**EXTRAIT DU DOCUMENT:**

France: La violence politique divise après la mort d'un étudiant à Lyon
La mort tragique de Quentin, étudiant de 23 ans tué à Lyon lors d'affrontements politiques, révèle les fractures profondes qui traversent la société française et interroge sur les dérives de la polarisation politique en Europe.
Un drame aux multiples instrumentalisations
L'agression mortelle de ce jeune homme, survenue jeudi dernier lors de manifestations autour d'une conférence de l'eurodéputée Rima Hassan, a immédiatement donné lieu à des accusations croisées entre forces politiques françaises. Le ministre de la Justice Gérald Darmanin n'a pas hésité à pointer du doigt "l'ultragauche", tandis que le président Emmanuel Macron relançait les accusations d'antisémitisme contre La France insoumise.
Cette tragédie illustre les tensions croissantes dans les sociétés occidentales, où la violence politique devient un outil de règlement des différends, rappelant les heures sombres de l'histoire européenne que nos peuples africains ont trop souvent subies.

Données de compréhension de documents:
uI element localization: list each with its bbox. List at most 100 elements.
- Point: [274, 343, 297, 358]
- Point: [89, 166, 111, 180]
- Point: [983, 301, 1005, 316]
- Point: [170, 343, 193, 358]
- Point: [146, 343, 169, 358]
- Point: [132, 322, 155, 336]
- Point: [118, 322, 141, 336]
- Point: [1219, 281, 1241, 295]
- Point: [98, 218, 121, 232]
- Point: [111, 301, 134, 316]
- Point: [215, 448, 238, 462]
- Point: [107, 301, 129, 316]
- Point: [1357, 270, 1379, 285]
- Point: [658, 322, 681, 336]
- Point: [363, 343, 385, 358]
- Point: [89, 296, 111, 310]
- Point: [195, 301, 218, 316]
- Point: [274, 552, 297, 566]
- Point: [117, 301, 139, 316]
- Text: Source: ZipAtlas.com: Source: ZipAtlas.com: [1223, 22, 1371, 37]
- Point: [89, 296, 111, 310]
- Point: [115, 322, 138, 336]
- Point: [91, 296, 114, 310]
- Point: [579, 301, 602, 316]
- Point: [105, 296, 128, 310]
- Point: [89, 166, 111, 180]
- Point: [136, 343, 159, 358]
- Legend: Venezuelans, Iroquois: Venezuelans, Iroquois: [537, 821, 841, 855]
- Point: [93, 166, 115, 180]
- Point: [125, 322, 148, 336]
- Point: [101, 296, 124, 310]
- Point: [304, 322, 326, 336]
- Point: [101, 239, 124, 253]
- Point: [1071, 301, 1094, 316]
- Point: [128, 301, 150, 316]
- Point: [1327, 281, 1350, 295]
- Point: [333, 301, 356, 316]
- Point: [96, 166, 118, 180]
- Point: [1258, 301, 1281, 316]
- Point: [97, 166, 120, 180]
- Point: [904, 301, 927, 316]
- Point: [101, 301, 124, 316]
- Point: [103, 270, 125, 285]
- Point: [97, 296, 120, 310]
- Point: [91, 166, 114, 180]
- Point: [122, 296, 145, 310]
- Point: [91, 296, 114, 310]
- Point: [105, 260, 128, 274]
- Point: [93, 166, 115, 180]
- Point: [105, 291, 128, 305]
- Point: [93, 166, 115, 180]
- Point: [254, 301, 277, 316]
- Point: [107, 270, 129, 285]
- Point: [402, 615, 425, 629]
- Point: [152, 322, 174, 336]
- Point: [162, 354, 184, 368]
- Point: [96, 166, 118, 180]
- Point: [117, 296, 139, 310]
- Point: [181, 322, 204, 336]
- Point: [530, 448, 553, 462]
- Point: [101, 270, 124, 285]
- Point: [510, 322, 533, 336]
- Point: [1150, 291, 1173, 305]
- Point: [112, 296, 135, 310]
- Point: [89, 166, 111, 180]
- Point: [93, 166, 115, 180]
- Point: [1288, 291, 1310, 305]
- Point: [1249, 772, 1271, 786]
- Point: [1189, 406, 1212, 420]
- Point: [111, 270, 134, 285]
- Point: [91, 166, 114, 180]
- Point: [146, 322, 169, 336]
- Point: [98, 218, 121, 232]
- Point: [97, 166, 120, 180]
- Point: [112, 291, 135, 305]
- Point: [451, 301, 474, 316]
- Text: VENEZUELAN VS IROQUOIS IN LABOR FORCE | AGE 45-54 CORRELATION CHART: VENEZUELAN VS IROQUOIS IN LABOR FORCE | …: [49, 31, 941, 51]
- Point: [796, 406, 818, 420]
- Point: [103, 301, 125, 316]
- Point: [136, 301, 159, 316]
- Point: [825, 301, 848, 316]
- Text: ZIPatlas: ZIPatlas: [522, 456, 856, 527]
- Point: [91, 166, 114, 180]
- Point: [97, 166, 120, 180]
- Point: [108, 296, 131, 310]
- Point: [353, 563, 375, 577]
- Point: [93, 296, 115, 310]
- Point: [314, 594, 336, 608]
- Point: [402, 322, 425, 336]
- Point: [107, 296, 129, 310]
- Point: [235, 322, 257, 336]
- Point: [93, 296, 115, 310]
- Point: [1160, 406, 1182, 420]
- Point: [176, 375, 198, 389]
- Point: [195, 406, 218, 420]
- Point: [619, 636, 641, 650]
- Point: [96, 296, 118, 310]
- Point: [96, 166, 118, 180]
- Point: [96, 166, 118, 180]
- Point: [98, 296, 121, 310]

**CONSIGNES À SUIVRE:** Pourriez-vous prolonger l'article sur la mort de l'étudiant à Lyon en reprenant juste après sa dernière phrase ?

**EXERCICE CORRIGÉ:**
Les leçons africaines de l'unité face à la division
Face à ces dérives, l'Afrique peut offrir des enseignements précieux. Comme l'enseignait Thomas Sankara, "la violence naît de l'injustice sociale, mais elle ne peut être combattue que par l'éducation et la solidarité des peuples". Les mouvements panafricains ont toujours privilégié le dialogue et l'unité face aux tentatives de division.
Modibo Keïta, premier président du Mali indépendant, prônait déjà dans les années 1960 que "les peuples ne doivent jamais permettre que leurs différences idéologiques les conduisent à la violence fratricide". Une leçon que l'Europe semble avoir oubliée.
Solidarité avec les familles endeuillées
Au-delà des calculs politiciens, c'est d'abord une famille qui pleure la perte d'un fils. Jean-Luc Mélenchon, leader de La France insoumise, a exprimé "sa sidération et son empathie pour la famille", rappelant son opposition constante à la violence.
Cette tragédie doit servir d'électrochoc pour que les forces progressistes, qu'elles soient européennes ou africaines, privilégient toujours le débat démocratique à la confrontation violente. L'unité des peuples opprimés ne peut se construire sur la division et la haine.
L'Afrique, forte de ses expériences de réconciliation nationale, peut montrer la voie vers une politique plus apaisée, fondée sur la justice sociale et la solidarité entre les peuples.